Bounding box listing

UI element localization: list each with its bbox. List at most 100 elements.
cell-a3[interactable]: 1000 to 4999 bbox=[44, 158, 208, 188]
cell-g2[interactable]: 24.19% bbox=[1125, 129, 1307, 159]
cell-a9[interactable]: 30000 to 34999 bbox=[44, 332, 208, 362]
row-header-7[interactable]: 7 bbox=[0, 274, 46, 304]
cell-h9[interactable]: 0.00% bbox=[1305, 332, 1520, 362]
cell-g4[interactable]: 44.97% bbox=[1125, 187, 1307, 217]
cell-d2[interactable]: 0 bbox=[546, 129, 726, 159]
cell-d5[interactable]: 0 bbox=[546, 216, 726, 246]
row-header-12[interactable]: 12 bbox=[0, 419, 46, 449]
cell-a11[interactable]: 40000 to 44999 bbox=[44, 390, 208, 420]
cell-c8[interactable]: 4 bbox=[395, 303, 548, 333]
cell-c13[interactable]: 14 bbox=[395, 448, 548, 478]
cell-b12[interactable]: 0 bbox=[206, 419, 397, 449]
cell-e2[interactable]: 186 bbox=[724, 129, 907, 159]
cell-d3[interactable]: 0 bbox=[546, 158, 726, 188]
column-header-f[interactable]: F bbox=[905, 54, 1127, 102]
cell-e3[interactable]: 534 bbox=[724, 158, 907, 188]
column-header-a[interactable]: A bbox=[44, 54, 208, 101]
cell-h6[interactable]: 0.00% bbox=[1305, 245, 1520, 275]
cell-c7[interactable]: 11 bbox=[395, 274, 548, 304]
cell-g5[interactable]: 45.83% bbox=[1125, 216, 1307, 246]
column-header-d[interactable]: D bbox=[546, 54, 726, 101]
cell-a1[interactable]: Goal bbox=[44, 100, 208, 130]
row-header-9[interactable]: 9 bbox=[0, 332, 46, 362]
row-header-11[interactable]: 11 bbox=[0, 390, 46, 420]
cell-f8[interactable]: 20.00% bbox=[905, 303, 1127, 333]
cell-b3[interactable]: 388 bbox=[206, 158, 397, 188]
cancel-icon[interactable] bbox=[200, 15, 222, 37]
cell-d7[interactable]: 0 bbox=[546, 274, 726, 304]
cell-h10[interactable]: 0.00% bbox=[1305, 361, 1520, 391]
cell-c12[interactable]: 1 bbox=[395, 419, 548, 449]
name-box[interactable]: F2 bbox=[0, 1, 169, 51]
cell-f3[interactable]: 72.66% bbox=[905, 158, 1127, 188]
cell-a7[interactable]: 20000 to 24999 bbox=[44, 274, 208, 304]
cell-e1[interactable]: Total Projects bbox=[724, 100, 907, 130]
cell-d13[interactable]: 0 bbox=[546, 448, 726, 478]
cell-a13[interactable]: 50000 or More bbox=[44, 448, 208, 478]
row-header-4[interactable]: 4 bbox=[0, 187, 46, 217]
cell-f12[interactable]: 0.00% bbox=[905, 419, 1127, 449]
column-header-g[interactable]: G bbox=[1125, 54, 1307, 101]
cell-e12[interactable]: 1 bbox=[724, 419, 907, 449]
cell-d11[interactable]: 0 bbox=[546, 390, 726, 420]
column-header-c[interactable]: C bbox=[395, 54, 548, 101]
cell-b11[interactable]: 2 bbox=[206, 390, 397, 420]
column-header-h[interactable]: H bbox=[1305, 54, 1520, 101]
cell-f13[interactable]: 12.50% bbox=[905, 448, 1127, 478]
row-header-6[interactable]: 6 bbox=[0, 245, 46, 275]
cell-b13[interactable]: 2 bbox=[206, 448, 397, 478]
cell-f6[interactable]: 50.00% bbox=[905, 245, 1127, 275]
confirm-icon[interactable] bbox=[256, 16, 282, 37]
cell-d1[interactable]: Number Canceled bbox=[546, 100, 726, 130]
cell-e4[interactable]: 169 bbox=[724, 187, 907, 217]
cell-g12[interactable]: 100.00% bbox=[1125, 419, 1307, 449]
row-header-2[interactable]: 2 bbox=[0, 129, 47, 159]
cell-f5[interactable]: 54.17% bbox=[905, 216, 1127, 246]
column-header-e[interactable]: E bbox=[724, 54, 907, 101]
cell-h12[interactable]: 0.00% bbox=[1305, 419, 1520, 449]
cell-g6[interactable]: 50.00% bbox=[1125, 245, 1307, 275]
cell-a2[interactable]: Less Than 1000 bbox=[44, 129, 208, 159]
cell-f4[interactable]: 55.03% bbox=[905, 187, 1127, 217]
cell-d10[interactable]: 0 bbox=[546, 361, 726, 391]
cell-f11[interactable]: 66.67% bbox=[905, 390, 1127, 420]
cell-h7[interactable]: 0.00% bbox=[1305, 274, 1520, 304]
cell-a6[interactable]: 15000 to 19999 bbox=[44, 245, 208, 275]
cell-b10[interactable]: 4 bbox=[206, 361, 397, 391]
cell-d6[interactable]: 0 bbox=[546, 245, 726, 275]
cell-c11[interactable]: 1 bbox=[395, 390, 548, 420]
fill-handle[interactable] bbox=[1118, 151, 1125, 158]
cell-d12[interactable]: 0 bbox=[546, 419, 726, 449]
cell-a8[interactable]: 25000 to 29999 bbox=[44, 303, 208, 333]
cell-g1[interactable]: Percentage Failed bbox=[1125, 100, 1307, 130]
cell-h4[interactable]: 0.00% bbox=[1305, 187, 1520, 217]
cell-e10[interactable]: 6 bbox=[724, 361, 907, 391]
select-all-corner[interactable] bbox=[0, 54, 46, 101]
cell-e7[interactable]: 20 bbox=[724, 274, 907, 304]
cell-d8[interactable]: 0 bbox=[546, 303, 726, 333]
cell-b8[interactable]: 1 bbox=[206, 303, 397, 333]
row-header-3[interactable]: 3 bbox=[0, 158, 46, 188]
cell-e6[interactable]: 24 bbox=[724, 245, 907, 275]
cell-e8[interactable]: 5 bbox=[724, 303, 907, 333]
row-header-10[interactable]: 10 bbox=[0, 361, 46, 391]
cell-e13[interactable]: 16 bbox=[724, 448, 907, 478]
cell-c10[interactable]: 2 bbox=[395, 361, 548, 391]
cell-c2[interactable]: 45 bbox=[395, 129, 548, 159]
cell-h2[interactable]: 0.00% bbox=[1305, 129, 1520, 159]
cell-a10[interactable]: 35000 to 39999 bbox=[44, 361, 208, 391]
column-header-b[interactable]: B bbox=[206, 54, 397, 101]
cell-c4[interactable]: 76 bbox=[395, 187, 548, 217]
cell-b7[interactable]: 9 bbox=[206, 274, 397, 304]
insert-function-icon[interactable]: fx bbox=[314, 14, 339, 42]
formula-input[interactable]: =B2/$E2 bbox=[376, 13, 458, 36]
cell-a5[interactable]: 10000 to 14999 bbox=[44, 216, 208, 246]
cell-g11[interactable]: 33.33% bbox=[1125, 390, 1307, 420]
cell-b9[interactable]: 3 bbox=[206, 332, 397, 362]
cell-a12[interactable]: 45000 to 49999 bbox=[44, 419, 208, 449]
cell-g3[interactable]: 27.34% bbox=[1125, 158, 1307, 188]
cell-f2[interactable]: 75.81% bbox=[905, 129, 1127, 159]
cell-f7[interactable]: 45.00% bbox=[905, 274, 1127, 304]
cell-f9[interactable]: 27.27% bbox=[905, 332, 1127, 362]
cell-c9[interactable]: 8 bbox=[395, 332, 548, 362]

• [What is required] Can you reproduce the whole listing with every "interactable" changed to "clickable" and nothing else altered?

• [Task solution]
UI element localization: list each with its bbox. List at most 100 elements.
cell-a3[clickable]: 1000 to 4999 bbox=[44, 158, 208, 188]
cell-g2[clickable]: 24.19% bbox=[1125, 129, 1307, 159]
cell-a9[clickable]: 30000 to 34999 bbox=[44, 332, 208, 362]
row-header-7[clickable]: 7 bbox=[0, 274, 46, 304]
cell-h9[clickable]: 0.00% bbox=[1305, 332, 1520, 362]
cell-g4[clickable]: 44.97% bbox=[1125, 187, 1307, 217]
cell-d2[clickable]: 0 bbox=[546, 129, 726, 159]
cell-d5[clickable]: 0 bbox=[546, 216, 726, 246]
row-header-12[clickable]: 12 bbox=[0, 419, 46, 449]
cell-a11[clickable]: 40000 to 44999 bbox=[44, 390, 208, 420]
cell-c8[clickable]: 4 bbox=[395, 303, 548, 333]
cell-c13[clickable]: 14 bbox=[395, 448, 548, 478]
cell-b12[clickable]: 0 bbox=[206, 419, 397, 449]
cell-e2[clickable]: 186 bbox=[724, 129, 907, 159]
cell-d3[clickable]: 0 bbox=[546, 158, 726, 188]
column-header-f[clickable]: F bbox=[905, 54, 1127, 102]
cell-e3[clickable]: 534 bbox=[724, 158, 907, 188]
column-header-a[clickable]: A bbox=[44, 54, 208, 101]
cell-h6[clickable]: 0.00% bbox=[1305, 245, 1520, 275]
cell-c7[clickable]: 11 bbox=[395, 274, 548, 304]
cell-g5[clickable]: 45.83% bbox=[1125, 216, 1307, 246]
column-header-d[clickable]: D bbox=[546, 54, 726, 101]
cell-a1[clickable]: Goal bbox=[44, 100, 208, 130]
row-header-9[clickable]: 9 bbox=[0, 332, 46, 362]
row-header-11[clickable]: 11 bbox=[0, 390, 46, 420]
cell-f8[clickable]: 20.00% bbox=[905, 303, 1127, 333]
cell-b3[clickable]: 388 bbox=[206, 158, 397, 188]
cancel-icon[clickable] bbox=[200, 15, 222, 37]
cell-d7[clickable]: 0 bbox=[546, 274, 726, 304]
cell-h10[clickable]: 0.00% bbox=[1305, 361, 1520, 391]
cell-c12[clickable]: 1 bbox=[395, 419, 548, 449]
name-box[clickable]: F2 bbox=[0, 1, 169, 51]
cell-f3[clickable]: 72.66% bbox=[905, 158, 1127, 188]
cell-a7[clickable]: 20000 to 24999 bbox=[44, 274, 208, 304]
cell-e1[clickable]: Total Projects bbox=[724, 100, 907, 130]
cell-d13[clickable]: 0 bbox=[546, 448, 726, 478]
cell-a13[clickable]: 50000 or More bbox=[44, 448, 208, 478]
row-header-4[clickable]: 4 bbox=[0, 187, 46, 217]
cell-f12[clickable]: 0.00% bbox=[905, 419, 1127, 449]
column-header-g[clickable]: G bbox=[1125, 54, 1307, 101]
cell-e12[clickable]: 1 bbox=[724, 419, 907, 449]
cell-d11[clickable]: 0 bbox=[546, 390, 726, 420]
column-header-c[clickable]: C bbox=[395, 54, 548, 101]
cell-b11[clickable]: 2 bbox=[206, 390, 397, 420]
column-header-h[clickable]: H bbox=[1305, 54, 1520, 101]
cell-f13[clickable]: 12.50% bbox=[905, 448, 1127, 478]
row-header-6[clickable]: 6 bbox=[0, 245, 46, 275]
cell-b13[clickable]: 2 bbox=[206, 448, 397, 478]
cell-f6[clickable]: 50.00% bbox=[905, 245, 1127, 275]
confirm-icon[clickable] bbox=[256, 16, 282, 37]
cell-d1[clickable]: Number Canceled bbox=[546, 100, 726, 130]
cell-e4[clickable]: 169 bbox=[724, 187, 907, 217]
cell-g12[clickable]: 100.00% bbox=[1125, 419, 1307, 449]
row-header-2[clickable]: 2 bbox=[0, 129, 47, 159]
cell-f5[clickable]: 54.17% bbox=[905, 216, 1127, 246]
column-header-e[clickable]: E bbox=[724, 54, 907, 101]
cell-h12[clickable]: 0.00% bbox=[1305, 419, 1520, 449]
cell-g6[clickable]: 50.00% bbox=[1125, 245, 1307, 275]
cell-a2[clickable]: Less Than 1000 bbox=[44, 129, 208, 159]
cell-f4[clickable]: 55.03% bbox=[905, 187, 1127, 217]
cell-d10[clickable]: 0 bbox=[546, 361, 726, 391]
cell-f11[clickable]: 66.67% bbox=[905, 390, 1127, 420]
cell-h7[clickable]: 0.00% bbox=[1305, 274, 1520, 304]
cell-a6[clickable]: 15000 to 19999 bbox=[44, 245, 208, 275]
cell-b10[clickable]: 4 bbox=[206, 361, 397, 391]
cell-d6[clickable]: 0 bbox=[546, 245, 726, 275]
cell-c11[clickable]: 1 bbox=[395, 390, 548, 420]
fill-handle[clickable] bbox=[1118, 151, 1125, 158]
cell-d12[clickable]: 0 bbox=[546, 419, 726, 449]
cell-a8[clickable]: 25000 to 29999 bbox=[44, 303, 208, 333]
cell-g1[clickable]: Percentage Failed bbox=[1125, 100, 1307, 130]
cell-h4[clickable]: 0.00% bbox=[1305, 187, 1520, 217]
cell-e10[clickable]: 6 bbox=[724, 361, 907, 391]
select-all-corner[clickable] bbox=[0, 54, 46, 101]
cell-e7[clickable]: 20 bbox=[724, 274, 907, 304]
cell-d8[clickable]: 0 bbox=[546, 303, 726, 333]
cell-b8[clickable]: 1 bbox=[206, 303, 397, 333]
row-header-3[clickable]: 3 bbox=[0, 158, 46, 188]
cell-e6[clickable]: 24 bbox=[724, 245, 907, 275]
cell-e8[clickable]: 5 bbox=[724, 303, 907, 333]
row-header-10[clickable]: 10 bbox=[0, 361, 46, 391]
cell-e13[clickable]: 16 bbox=[724, 448, 907, 478]
cell-c10[clickable]: 2 bbox=[395, 361, 548, 391]
cell-c2[clickable]: 45 bbox=[395, 129, 548, 159]
cell-h2[clickable]: 0.00% bbox=[1305, 129, 1520, 159]
cell-a10[clickable]: 35000 to 39999 bbox=[44, 361, 208, 391]
column-header-b[clickable]: B bbox=[206, 54, 397, 101]
cell-c4[clickable]: 76 bbox=[395, 187, 548, 217]
cell-b7[clickable]: 9 bbox=[206, 274, 397, 304]
insert-function-icon[clickable]: fx bbox=[314, 14, 339, 42]
formula-input[clickable]: =B2/$E2 bbox=[376, 13, 458, 36]
cell-a5[clickable]: 10000 to 14999 bbox=[44, 216, 208, 246]
cell-g11[clickable]: 33.33% bbox=[1125, 390, 1307, 420]
cell-b9[clickable]: 3 bbox=[206, 332, 397, 362]
cell-a12[clickable]: 45000 to 49999 bbox=[44, 419, 208, 449]
cell-g3[clickable]: 27.34% bbox=[1125, 158, 1307, 188]
cell-f2[clickable]: 75.81% bbox=[905, 129, 1127, 159]
cell-f7[clickable]: 45.00% bbox=[905, 274, 1127, 304]
cell-f9[clickable]: 27.27% bbox=[905, 332, 1127, 362]
cell-c9[clickable]: 8 bbox=[395, 332, 548, 362]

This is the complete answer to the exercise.